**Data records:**

════════════════════

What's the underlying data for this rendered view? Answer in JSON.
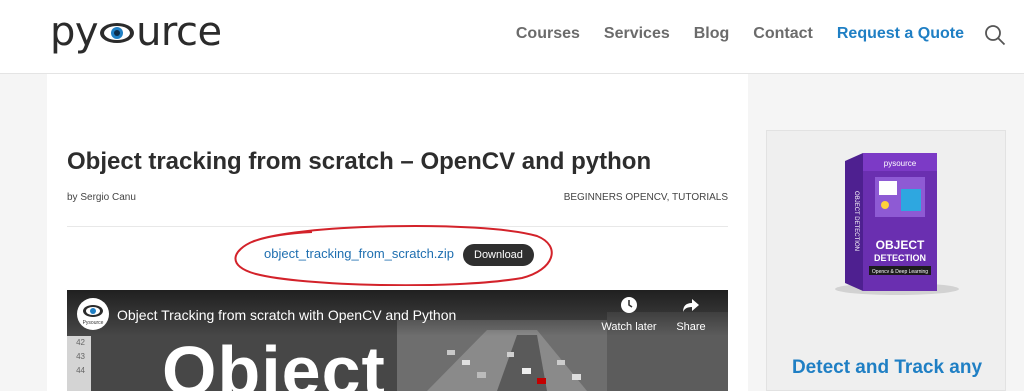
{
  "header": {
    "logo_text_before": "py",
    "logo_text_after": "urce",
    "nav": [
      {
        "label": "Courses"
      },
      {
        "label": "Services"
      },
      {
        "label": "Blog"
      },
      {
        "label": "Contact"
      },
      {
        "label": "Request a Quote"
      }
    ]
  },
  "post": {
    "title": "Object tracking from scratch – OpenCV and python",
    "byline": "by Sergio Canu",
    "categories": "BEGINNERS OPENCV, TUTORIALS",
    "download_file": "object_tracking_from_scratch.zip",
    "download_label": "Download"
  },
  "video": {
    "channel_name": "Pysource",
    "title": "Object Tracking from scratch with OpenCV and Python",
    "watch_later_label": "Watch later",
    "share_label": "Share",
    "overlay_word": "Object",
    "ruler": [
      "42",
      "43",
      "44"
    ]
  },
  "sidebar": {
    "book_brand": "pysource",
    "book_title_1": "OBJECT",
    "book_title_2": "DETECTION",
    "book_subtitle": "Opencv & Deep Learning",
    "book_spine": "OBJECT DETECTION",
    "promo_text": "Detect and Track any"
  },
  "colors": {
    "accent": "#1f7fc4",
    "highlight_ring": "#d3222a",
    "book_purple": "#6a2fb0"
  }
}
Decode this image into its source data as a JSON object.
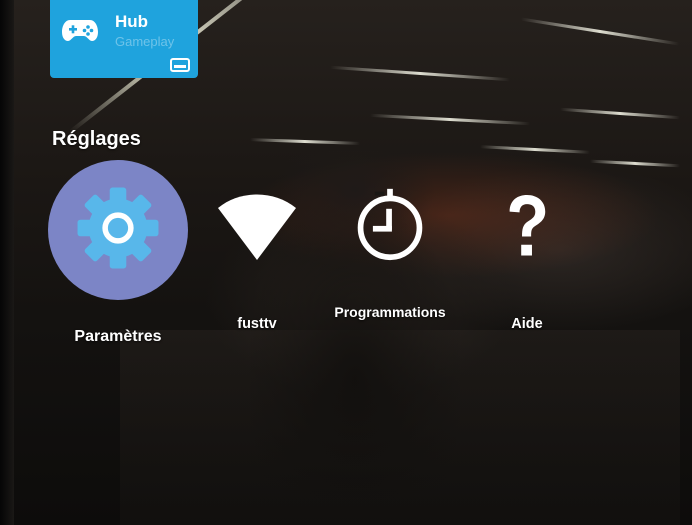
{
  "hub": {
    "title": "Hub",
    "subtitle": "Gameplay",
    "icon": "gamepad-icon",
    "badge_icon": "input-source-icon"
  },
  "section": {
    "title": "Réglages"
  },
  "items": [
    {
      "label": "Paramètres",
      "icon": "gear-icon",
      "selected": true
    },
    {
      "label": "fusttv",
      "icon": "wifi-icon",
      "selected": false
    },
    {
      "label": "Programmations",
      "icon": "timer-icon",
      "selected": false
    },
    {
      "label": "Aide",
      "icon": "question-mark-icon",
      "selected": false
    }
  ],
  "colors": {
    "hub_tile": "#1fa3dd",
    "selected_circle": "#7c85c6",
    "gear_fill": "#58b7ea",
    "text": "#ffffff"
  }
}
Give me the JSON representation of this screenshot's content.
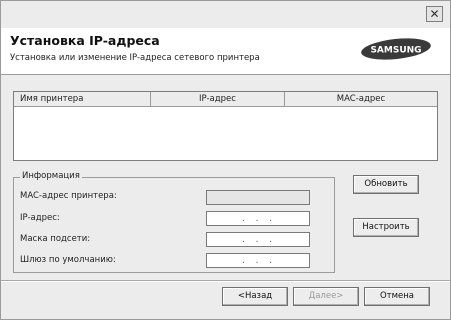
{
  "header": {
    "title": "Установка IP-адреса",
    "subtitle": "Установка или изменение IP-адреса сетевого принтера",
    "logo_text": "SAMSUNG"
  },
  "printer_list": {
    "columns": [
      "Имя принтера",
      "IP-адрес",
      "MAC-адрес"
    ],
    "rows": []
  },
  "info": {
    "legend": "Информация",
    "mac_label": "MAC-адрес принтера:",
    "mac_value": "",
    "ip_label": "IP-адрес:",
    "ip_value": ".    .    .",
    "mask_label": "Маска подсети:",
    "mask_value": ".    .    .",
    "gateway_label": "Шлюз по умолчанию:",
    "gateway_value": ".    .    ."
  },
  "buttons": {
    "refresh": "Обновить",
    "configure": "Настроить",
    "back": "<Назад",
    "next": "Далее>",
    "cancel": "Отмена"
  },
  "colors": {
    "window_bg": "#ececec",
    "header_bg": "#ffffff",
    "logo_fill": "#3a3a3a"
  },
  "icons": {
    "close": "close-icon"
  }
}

════════════════════

**Task objective:**
The line that contains "Give me the" begins the part to retype, and the last line of the records above ends it. Retype both and everything between, exactly, without the pictures.

**Answer for the task:**
Give me the JSON representation of this screenshot's content.
{
  "header": {
    "title": "Установка IP-адреса",
    "subtitle": "Установка или изменение IP-адреса сетевого принтера",
    "logo_text": "SAMSUNG"
  },
  "printer_list": {
    "columns": [
      "Имя принтера",
      "IP-адрес",
      "MAC-адрес"
    ],
    "rows": []
  },
  "info": {
    "legend": "Информация",
    "mac_label": "MAC-адрес принтера:",
    "mac_value": "",
    "ip_label": "IP-адрес:",
    "ip_value": ".    .    .",
    "mask_label": "Маска подсети:",
    "mask_value": ".    .    .",
    "gateway_label": "Шлюз по умолчанию:",
    "gateway_value": ".    .    ."
  },
  "buttons": {
    "refresh": "Обновить",
    "configure": "Настроить",
    "back": "<Назад",
    "next": "Далее>",
    "cancel": "Отмена"
  },
  "colors": {
    "window_bg": "#ececec",
    "header_bg": "#ffffff",
    "logo_fill": "#3a3a3a"
  },
  "icons": {
    "close": "close-icon"
  }
}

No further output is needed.